▶ **Instruction**: Collect the lines of the entries where "likes" shows up.

>>

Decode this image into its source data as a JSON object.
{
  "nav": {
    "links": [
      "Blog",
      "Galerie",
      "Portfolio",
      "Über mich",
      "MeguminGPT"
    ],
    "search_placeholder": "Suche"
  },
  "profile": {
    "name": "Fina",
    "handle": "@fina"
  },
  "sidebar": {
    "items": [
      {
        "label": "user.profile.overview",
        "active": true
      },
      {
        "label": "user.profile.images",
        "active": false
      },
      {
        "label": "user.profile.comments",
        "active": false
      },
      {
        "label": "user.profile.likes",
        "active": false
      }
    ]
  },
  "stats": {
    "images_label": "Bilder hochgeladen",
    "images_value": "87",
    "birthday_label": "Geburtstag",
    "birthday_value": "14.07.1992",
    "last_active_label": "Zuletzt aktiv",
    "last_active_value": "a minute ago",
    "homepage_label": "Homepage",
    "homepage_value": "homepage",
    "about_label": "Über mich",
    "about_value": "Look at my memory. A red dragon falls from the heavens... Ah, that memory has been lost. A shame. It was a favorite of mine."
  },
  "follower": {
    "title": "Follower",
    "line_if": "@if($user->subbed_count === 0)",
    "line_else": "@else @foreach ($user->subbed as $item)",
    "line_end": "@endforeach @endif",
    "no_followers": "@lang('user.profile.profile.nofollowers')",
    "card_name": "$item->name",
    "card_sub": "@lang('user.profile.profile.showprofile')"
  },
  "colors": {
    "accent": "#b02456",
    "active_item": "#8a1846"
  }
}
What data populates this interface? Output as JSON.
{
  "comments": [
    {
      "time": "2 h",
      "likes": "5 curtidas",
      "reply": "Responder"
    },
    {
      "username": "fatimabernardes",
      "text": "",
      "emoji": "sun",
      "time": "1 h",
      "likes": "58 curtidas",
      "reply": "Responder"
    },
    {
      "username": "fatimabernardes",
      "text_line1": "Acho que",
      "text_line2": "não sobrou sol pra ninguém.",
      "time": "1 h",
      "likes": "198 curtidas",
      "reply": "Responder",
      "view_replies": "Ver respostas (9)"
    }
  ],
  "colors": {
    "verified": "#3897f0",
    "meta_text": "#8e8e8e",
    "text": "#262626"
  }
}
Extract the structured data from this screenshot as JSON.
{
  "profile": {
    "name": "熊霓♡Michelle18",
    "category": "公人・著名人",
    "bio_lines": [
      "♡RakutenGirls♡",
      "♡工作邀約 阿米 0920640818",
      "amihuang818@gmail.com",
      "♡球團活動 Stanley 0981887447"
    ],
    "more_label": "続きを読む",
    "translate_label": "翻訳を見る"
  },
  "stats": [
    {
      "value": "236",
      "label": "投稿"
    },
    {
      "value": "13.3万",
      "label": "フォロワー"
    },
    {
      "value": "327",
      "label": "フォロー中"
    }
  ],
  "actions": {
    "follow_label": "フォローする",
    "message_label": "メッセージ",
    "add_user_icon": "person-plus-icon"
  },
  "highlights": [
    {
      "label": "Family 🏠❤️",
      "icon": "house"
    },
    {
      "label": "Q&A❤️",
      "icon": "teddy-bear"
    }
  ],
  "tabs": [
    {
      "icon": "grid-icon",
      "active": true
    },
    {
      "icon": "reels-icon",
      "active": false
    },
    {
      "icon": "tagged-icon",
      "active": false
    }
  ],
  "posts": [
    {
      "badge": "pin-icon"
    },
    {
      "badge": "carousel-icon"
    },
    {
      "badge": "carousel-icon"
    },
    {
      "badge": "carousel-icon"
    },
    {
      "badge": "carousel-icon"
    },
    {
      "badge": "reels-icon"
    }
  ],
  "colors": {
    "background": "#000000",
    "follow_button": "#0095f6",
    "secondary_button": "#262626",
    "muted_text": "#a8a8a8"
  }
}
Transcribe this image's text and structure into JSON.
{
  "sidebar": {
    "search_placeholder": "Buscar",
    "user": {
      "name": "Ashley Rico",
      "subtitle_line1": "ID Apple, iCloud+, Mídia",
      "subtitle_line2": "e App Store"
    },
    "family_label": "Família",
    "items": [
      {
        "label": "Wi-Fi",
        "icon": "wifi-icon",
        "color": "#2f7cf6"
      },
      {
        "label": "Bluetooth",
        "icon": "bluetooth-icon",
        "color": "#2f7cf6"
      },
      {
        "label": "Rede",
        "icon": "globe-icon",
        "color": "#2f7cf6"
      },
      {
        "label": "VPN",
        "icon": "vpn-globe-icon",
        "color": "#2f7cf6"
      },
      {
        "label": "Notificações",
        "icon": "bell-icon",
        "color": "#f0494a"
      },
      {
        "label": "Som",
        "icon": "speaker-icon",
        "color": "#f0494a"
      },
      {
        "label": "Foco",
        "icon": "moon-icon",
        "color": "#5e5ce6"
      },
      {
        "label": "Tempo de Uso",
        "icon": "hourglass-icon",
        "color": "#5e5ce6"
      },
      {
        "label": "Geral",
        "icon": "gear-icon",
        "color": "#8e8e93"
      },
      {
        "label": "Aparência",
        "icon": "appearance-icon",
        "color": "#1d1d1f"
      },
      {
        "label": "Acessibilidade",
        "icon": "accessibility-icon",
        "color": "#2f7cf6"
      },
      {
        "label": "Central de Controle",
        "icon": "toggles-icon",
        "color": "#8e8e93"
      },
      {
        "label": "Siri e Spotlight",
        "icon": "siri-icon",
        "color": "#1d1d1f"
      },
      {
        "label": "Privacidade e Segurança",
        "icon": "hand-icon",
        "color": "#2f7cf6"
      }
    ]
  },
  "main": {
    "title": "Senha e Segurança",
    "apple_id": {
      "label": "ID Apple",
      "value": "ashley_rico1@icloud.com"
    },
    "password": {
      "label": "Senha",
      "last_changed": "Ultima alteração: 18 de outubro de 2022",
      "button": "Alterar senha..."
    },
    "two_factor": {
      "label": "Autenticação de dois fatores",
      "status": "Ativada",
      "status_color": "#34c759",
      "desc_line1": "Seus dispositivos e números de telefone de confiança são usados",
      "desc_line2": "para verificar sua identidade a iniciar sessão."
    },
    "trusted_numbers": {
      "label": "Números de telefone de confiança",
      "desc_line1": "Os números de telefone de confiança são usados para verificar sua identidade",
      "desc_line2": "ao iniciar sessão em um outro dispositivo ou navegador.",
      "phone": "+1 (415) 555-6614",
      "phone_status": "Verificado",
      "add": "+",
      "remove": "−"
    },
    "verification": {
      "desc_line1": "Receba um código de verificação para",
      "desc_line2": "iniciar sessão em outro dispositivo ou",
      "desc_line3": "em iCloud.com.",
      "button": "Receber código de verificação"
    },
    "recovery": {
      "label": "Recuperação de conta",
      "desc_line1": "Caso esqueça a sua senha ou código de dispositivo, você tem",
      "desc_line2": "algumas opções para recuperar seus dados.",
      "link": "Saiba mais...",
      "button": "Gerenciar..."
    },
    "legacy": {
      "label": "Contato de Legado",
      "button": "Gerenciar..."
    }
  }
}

<<

▶ **Solution for this exercise**:
        "label": "user.profile.likes",
      "likes": "5 curtidas",
      "likes": "58 curtidas",
      "likes": "198 curtidas",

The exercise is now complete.